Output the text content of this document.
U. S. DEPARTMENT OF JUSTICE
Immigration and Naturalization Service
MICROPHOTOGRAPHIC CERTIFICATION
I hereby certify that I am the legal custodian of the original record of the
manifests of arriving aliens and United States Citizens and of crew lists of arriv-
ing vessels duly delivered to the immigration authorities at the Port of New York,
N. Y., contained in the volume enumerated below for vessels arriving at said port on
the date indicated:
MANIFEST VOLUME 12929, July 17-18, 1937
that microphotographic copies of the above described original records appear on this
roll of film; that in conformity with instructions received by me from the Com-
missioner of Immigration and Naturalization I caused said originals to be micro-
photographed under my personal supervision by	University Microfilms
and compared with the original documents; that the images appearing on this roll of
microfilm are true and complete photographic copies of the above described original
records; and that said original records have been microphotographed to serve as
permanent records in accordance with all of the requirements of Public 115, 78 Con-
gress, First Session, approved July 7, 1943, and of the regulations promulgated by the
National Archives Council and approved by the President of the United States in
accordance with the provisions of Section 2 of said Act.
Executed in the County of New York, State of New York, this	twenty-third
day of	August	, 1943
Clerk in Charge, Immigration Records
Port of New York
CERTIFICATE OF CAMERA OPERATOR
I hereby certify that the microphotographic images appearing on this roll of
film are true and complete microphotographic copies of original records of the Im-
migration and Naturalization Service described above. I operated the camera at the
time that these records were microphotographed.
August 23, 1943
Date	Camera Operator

──────

▸ **TASK STATEMENT**:
Reproduce each line of the material above precisely.

▸ **EXPECTED OUTPUT**:
Output the text content of this document.
U. S. DEPARTMENT OF JUSTICE
Immigration and Naturalization Service
MICROPHOTOGRAPHIC CERTIFICATION
I hereby certify that I am the legal custodian of the original record of the
manifests of arriving aliens and United States Citizens and of crew lists of arriv-
ing vessels duly delivered to the immigration authorities at the Port of New York,
N. Y., contained in the volume enumerated below for vessels arriving at said port on
the date indicated:
MANIFEST VOLUME 12929, July 17-18, 1937
that microphotographic copies of the above described original records appear on this
roll of film; that in conformity with instructions received by me from the Com-
missioner of Immigration and Naturalization I caused said originals to be micro-
photographed under my personal supervision by	University Microfilms
and compared with the original documents; that the images appearing on this roll of
microfilm are true and complete photographic copies of the above described original
records; and that said original records have been microphotographed to serve as
permanent records in accordance with all of the requirements of Public 115, 78 Con-
gress, First Session, approved July 7, 1943, and of the regulations promulgated by the
National Archives Council and approved by the President of the United States in
accordance with the provisions of Section 2 of said Act.
Executed in the County of New York, State of New York, this	twenty-third
day of	August	, 1943
Clerk in Charge, Immigration Records
Port of New York
CERTIFICATE OF CAMERA OPERATOR
I hereby certify that the microphotographic images appearing on this roll of
film are true and complete microphotographic copies of original records of the Im-
migration and Naturalization Service described above. I operated the camera at the
time that these records were microphotographed.
August 23, 1943
Date	Camera Operator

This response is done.